> Entries with figure data:

• • • •

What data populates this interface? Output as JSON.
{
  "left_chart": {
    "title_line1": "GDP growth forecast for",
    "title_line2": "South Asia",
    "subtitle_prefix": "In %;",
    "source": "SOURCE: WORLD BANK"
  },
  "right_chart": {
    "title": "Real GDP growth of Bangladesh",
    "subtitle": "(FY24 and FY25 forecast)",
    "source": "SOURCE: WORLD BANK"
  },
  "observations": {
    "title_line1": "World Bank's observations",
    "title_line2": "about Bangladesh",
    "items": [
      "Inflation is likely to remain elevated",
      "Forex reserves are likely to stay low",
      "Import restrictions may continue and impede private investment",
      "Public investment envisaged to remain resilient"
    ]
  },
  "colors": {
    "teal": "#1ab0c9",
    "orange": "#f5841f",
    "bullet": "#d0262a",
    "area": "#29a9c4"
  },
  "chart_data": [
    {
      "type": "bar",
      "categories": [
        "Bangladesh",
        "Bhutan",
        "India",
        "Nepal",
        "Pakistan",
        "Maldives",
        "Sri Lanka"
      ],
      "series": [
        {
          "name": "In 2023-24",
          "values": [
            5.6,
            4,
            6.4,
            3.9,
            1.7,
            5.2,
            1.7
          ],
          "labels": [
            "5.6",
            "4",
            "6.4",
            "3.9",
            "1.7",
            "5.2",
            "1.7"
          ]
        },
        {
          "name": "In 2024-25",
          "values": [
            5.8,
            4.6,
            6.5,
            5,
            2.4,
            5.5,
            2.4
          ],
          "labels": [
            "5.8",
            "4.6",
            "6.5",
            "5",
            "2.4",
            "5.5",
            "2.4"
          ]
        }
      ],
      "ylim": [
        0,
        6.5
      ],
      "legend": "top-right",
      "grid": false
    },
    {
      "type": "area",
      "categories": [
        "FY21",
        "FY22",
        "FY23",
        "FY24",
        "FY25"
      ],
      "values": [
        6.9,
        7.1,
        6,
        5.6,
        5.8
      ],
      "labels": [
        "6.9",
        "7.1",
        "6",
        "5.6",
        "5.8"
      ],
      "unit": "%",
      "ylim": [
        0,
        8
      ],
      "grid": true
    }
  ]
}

• • • •

> Aim of the task: Reproduce every line of the material above exactly.

> Response to the task:
What data populates this interface? Output as JSON.
{
  "left_chart": {
    "title_line1": "GDP growth forecast for",
    "title_line2": "South Asia",
    "subtitle_prefix": "In %;",
    "source": "SOURCE: WORLD BANK"
  },
  "right_chart": {
    "title": "Real GDP growth of Bangladesh",
    "subtitle": "(FY24 and FY25 forecast)",
    "source": "SOURCE: WORLD BANK"
  },
  "observations": {
    "title_line1": "World Bank's observations",
    "title_line2": "about Bangladesh",
    "items": [
      "Inflation is likely to remain elevated",
      "Forex reserves are likely to stay low",
      "Import restrictions may continue and impede private investment",
      "Public investment envisaged to remain resilient"
    ]
  },
  "colors": {
    "teal": "#1ab0c9",
    "orange": "#f5841f",
    "bullet": "#d0262a",
    "area": "#29a9c4"
  },
  "chart_data": [
    {
      "type": "bar",
      "categories": [
        "Bangladesh",
        "Bhutan",
        "India",
        "Nepal",
        "Pakistan",
        "Maldives",
        "Sri Lanka"
      ],
      "series": [
        {
          "name": "In 2023-24",
          "values": [
            5.6,
            4,
            6.4,
            3.9,
            1.7,
            5.2,
            1.7
          ],
          "labels": [
            "5.6",
            "4",
            "6.4",
            "3.9",
            "1.7",
            "5.2",
            "1.7"
          ]
        },
        {
          "name": "In 2024-25",
          "values": [
            5.8,
            4.6,
            6.5,
            5,
            2.4,
            5.5,
            2.4
          ],
          "labels": [
            "5.8",
            "4.6",
            "6.5",
            "5",
            "2.4",
            "5.5",
            "2.4"
          ]
        }
      ],
      "ylim": [
        0,
        6.5
      ],
      "legend": "top-right",
      "grid": false
    },
    {
      "type": "area",
      "categories": [
        "FY21",
        "FY22",
        "FY23",
        "FY24",
        "FY25"
      ],
      "values": [
        6.9,
        7.1,
        6,
        5.6,
        5.8
      ],
      "labels": [
        "6.9",
        "7.1",
        "6",
        "5.6",
        "5.8"
      ],
      "unit": "%",
      "ylim": [
        0,
        8
      ],
      "grid": true
    }
  ]
}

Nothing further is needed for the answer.